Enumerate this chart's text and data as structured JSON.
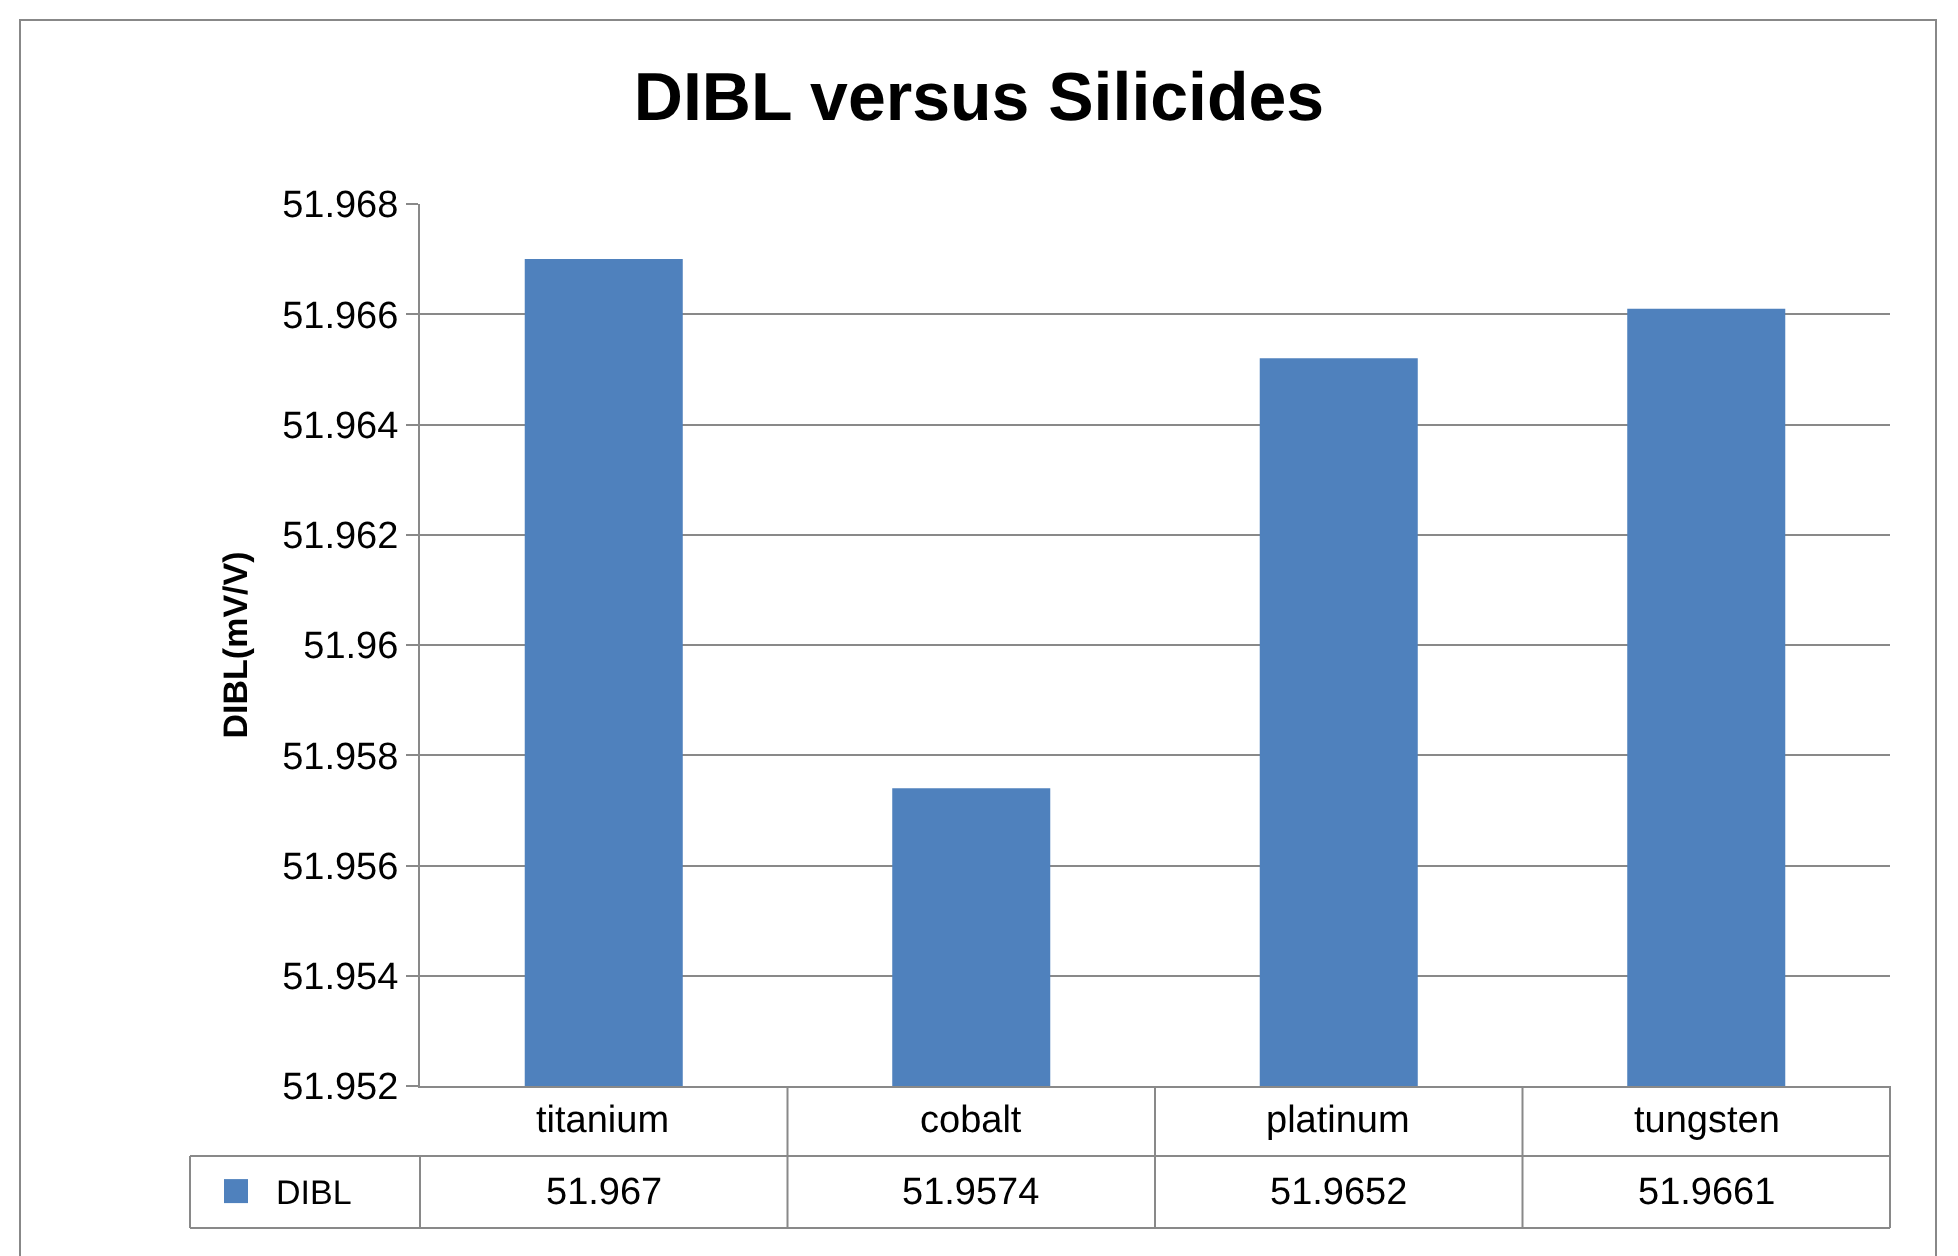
{
  "chart_data": {
    "type": "bar",
    "title": "DIBL versus Silicides",
    "ylabel": "DIBL(mV/V)",
    "categories": [
      "titanium",
      "cobalt",
      "platinum",
      "tungsten"
    ],
    "series": [
      {
        "name": "DIBL",
        "color": "#4f81bd",
        "values": [
          51.967,
          51.9574,
          51.9652,
          51.9661
        ]
      }
    ],
    "ylim": [
      51.952,
      51.968
    ],
    "yticks": [
      51.952,
      51.954,
      51.956,
      51.958,
      51.96,
      51.962,
      51.964,
      51.966,
      51.968
    ],
    "grid": "y",
    "legend": "bottom left",
    "data_labels": true
  }
}
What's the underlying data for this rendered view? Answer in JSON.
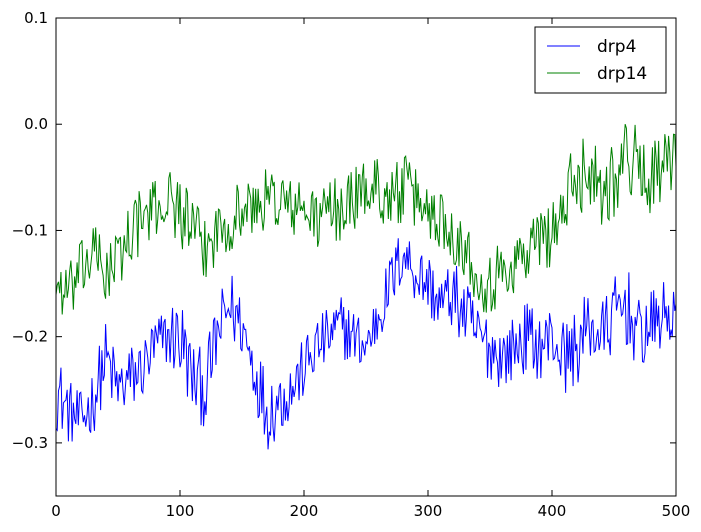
{
  "chart_data": {
    "type": "line",
    "title": "",
    "xlabel": "",
    "ylabel": "",
    "xlim": [
      0,
      500
    ],
    "ylim": [
      -0.35,
      0.1
    ],
    "xticks": [
      0,
      100,
      200,
      300,
      400,
      500
    ],
    "xtick_labels": [
      "0",
      "100",
      "200",
      "300",
      "400",
      "500"
    ],
    "yticks": [
      -0.3,
      -0.2,
      -0.1,
      0.0,
      0.1
    ],
    "ytick_labels": [
      "−0.3",
      "−0.2",
      "−0.1",
      "0.0",
      "0.1"
    ],
    "grid": false,
    "legend_position": "top-right",
    "x": [
      0,
      10,
      20,
      30,
      40,
      50,
      60,
      70,
      80,
      90,
      100,
      110,
      120,
      130,
      140,
      150,
      160,
      170,
      180,
      190,
      200,
      210,
      220,
      230,
      240,
      250,
      260,
      270,
      280,
      290,
      300,
      310,
      320,
      330,
      340,
      350,
      360,
      370,
      380,
      390,
      400,
      410,
      420,
      430,
      440,
      450,
      460,
      470,
      480,
      490,
      500
    ],
    "series": [
      {
        "name": "drp4",
        "color": "#0000ff",
        "values": [
          -0.25,
          -0.27,
          -0.28,
          -0.26,
          -0.22,
          -0.25,
          -0.24,
          -0.23,
          -0.21,
          -0.2,
          -0.2,
          -0.24,
          -0.25,
          -0.2,
          -0.17,
          -0.19,
          -0.23,
          -0.27,
          -0.26,
          -0.25,
          -0.23,
          -0.21,
          -0.2,
          -0.19,
          -0.2,
          -0.21,
          -0.18,
          -0.15,
          -0.12,
          -0.14,
          -0.15,
          -0.17,
          -0.16,
          -0.18,
          -0.2,
          -0.21,
          -0.22,
          -0.21,
          -0.2,
          -0.21,
          -0.2,
          -0.22,
          -0.21,
          -0.19,
          -0.2,
          -0.18,
          -0.17,
          -0.2,
          -0.19,
          -0.18,
          -0.18
        ],
        "noise": [
          0.038,
          0.031,
          0.028,
          0.033,
          0.035,
          0.032,
          0.034,
          0.03,
          0.031,
          0.028,
          0.045,
          0.036,
          0.037,
          0.034,
          0.036,
          0.032,
          0.033,
          0.038,
          0.034,
          0.03,
          0.029,
          0.031,
          0.027,
          0.03,
          0.028,
          0.026,
          0.028,
          0.03,
          0.028,
          0.029,
          0.031,
          0.03,
          0.032,
          0.035,
          0.034,
          0.032,
          0.03,
          0.031,
          0.034,
          0.031,
          0.032,
          0.035,
          0.037,
          0.035,
          0.034,
          0.036,
          0.04,
          0.035,
          0.033,
          0.032,
          0.03
        ]
      },
      {
        "name": "drp14",
        "color": "#008000",
        "values": [
          -0.15,
          -0.16,
          -0.14,
          -0.12,
          -0.14,
          -0.13,
          -0.1,
          -0.09,
          -0.08,
          -0.07,
          -0.08,
          -0.1,
          -0.12,
          -0.1,
          -0.09,
          -0.08,
          -0.08,
          -0.07,
          -0.07,
          -0.08,
          -0.08,
          -0.09,
          -0.08,
          -0.08,
          -0.07,
          -0.06,
          -0.06,
          -0.07,
          -0.06,
          -0.07,
          -0.08,
          -0.09,
          -0.1,
          -0.12,
          -0.14,
          -0.15,
          -0.14,
          -0.13,
          -0.12,
          -0.11,
          -0.1,
          -0.08,
          -0.05,
          -0.04,
          -0.06,
          -0.05,
          -0.03,
          -0.04,
          -0.05,
          -0.04,
          -0.04
        ],
        "noise": [
          0.03,
          0.028,
          0.03,
          0.029,
          0.031,
          0.033,
          0.03,
          0.032,
          0.028,
          0.03,
          0.035,
          0.031,
          0.03,
          0.029,
          0.031,
          0.03,
          0.028,
          0.03,
          0.031,
          0.029,
          0.028,
          0.03,
          0.029,
          0.031,
          0.03,
          0.029,
          0.031,
          0.03,
          0.033,
          0.031,
          0.03,
          0.031,
          0.03,
          0.029,
          0.031,
          0.033,
          0.03,
          0.031,
          0.032,
          0.034,
          0.033,
          0.036,
          0.04,
          0.038,
          0.037,
          0.038,
          0.04,
          0.037,
          0.035,
          0.034,
          0.033
        ]
      }
    ]
  }
}
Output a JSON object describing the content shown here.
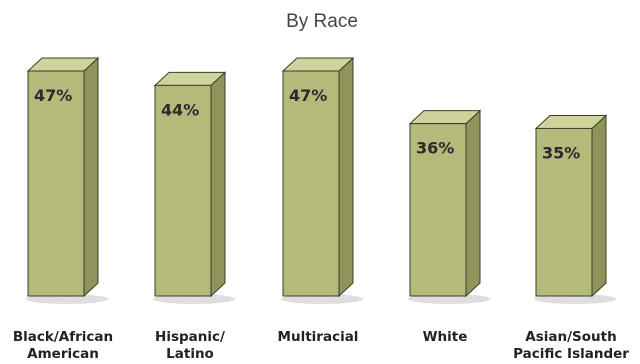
{
  "chart_data": {
    "type": "bar",
    "title": "",
    "subtitle": "By Race",
    "categories": [
      [
        "Black/African",
        "American"
      ],
      [
        "Hispanic/",
        "Latino"
      ],
      [
        "Multiracial"
      ],
      [
        "White"
      ],
      [
        "Asian/South",
        "Pacific Islander"
      ]
    ],
    "values": [
      47,
      44,
      47,
      36,
      35
    ],
    "value_labels": [
      "47%",
      "44%",
      "47%",
      "36%",
      "35%"
    ],
    "ylim": [
      0,
      50
    ],
    "grid": false,
    "legend": "none",
    "colors": {
      "bar_front": "#b5b97a",
      "bar_side": "#8f945a",
      "bar_top": "#cfd39c",
      "outline": "#3d3d2a",
      "shadow": "#d6d6d6"
    }
  }
}
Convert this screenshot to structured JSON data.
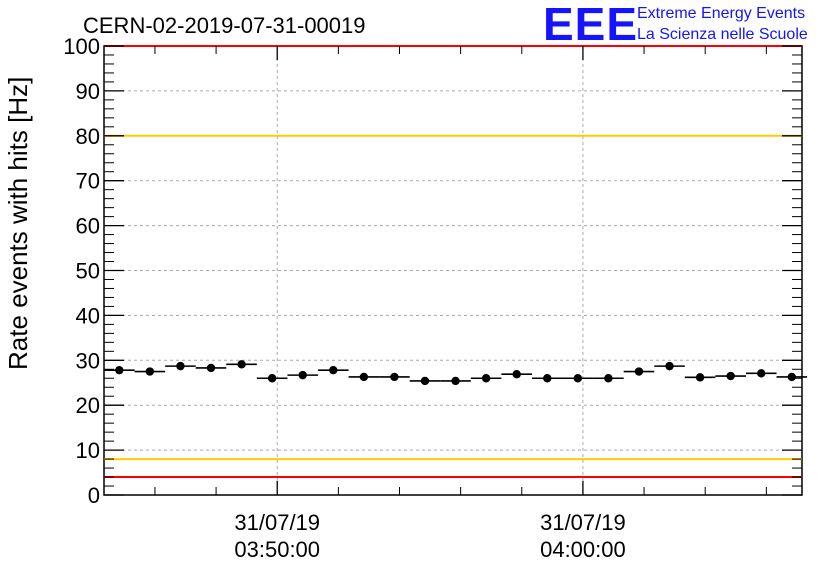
{
  "chart_data": {
    "type": "scatter",
    "title": "CERN-02-2019-07-31-00019",
    "xlabel": "",
    "ylabel": "Rate events with hits [Hz]",
    "ylim": [
      0,
      100
    ],
    "yticks": [
      0,
      10,
      20,
      30,
      40,
      50,
      60,
      70,
      80,
      90,
      100
    ],
    "xlim": [
      "31/07/19 03:44:20",
      "31/07/19 04:07:10"
    ],
    "xtick_labels": [
      {
        "date": "31/07/19",
        "time": "03:50:00",
        "x": "31/07/19 03:50:00"
      },
      {
        "date": "31/07/19",
        "time": "04:00:00",
        "x": "31/07/19 04:00:00"
      }
    ],
    "grid": true,
    "reference_lines": [
      {
        "y": 100,
        "color": "#ff0000"
      },
      {
        "y": 80,
        "color": "#ffcc00"
      },
      {
        "y": 8,
        "color": "#ffcc00"
      },
      {
        "y": 4,
        "color": "#ff0000"
      }
    ],
    "series": [
      {
        "marker_color": "#000000",
        "x": [
          "03:44:50",
          "03:45:50",
          "03:46:50",
          "03:47:50",
          "03:48:50",
          "03:49:50",
          "03:50:50",
          "03:51:50",
          "03:52:50",
          "03:53:50",
          "03:54:50",
          "03:55:50",
          "03:56:50",
          "03:57:50",
          "03:58:50",
          "03:59:50",
          "04:00:50",
          "04:01:50",
          "04:02:50",
          "04:03:50",
          "04:04:50",
          "04:05:50",
          "04:06:50"
        ],
        "values": [
          27.8,
          27.5,
          28.7,
          28.3,
          29.1,
          26.0,
          26.7,
          27.8,
          26.3,
          26.3,
          25.4,
          25.4,
          26.0,
          26.9,
          26.0,
          26.0,
          26.0,
          27.5,
          28.7,
          26.2,
          26.5,
          27.1,
          26.3
        ]
      }
    ]
  },
  "logo": {
    "mark": "EEE",
    "line1": "Extreme Energy Events",
    "line2": "La Scienza nelle Scuole",
    "color": "#1414ff"
  }
}
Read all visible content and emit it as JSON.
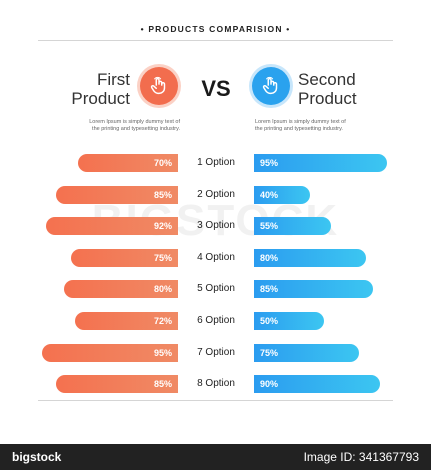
==============================
WHAT YOU WILL DO >> Track down the lines that include the word "grid" and copy them.

ANSWER TO THIS TASK >>
    "grid": "y",
    "grid": false,
    "grid": false,
    "grid": true,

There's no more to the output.